▸ **Aim of the exercise**
List each line holding the string "COACH".

Start Entries

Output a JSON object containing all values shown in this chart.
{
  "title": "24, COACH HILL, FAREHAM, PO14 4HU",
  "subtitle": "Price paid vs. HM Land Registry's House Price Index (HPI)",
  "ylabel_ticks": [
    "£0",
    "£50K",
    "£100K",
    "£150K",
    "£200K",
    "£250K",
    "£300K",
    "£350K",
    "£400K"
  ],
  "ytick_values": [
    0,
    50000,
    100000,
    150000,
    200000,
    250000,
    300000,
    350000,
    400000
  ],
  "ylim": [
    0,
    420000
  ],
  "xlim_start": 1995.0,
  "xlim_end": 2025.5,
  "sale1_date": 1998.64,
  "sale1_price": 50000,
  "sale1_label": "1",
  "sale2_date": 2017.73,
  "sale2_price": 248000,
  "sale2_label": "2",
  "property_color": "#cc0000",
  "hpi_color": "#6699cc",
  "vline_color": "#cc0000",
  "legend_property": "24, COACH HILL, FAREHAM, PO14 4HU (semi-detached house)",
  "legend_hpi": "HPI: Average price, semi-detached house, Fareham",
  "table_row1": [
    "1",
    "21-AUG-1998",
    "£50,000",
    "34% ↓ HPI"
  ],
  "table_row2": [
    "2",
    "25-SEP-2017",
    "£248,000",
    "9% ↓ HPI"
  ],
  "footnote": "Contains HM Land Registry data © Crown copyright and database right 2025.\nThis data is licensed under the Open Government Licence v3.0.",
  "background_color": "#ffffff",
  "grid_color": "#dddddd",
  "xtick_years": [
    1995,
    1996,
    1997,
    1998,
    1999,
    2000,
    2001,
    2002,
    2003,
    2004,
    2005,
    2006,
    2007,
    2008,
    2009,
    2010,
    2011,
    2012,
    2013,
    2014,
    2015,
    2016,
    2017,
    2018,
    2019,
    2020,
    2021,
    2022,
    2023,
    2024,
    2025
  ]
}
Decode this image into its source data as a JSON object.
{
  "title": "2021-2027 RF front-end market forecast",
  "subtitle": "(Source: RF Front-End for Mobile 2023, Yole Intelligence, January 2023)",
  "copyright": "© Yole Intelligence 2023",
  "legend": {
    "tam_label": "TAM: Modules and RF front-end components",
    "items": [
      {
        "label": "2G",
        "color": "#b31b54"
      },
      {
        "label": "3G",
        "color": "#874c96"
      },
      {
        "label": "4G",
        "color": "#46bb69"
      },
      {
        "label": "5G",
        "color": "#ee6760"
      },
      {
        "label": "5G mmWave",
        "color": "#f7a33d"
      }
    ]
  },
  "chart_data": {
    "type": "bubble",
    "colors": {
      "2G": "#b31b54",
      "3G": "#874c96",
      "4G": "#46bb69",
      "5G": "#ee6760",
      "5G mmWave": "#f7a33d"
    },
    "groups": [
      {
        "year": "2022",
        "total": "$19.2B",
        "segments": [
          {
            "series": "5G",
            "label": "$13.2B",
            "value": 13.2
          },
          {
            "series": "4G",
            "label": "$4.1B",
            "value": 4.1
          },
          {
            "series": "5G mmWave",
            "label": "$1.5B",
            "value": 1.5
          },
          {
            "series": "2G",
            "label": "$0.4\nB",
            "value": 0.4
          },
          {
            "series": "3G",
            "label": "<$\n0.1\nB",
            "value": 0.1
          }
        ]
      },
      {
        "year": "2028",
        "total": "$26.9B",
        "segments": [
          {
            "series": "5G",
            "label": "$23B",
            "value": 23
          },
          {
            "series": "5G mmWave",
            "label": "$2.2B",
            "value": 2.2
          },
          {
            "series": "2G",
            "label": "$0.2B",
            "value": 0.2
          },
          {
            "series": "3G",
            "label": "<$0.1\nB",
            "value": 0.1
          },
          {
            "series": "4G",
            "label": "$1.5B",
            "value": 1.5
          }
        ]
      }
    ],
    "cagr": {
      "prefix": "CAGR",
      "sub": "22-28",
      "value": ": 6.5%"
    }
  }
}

End Entries

▸ **Output**
  "title": "24, COACH HILL, FAREHAM, PO14 4HU",
  "legend_property": "24, COACH HILL, FAREHAM, PO14 4HU (semi-detached house)",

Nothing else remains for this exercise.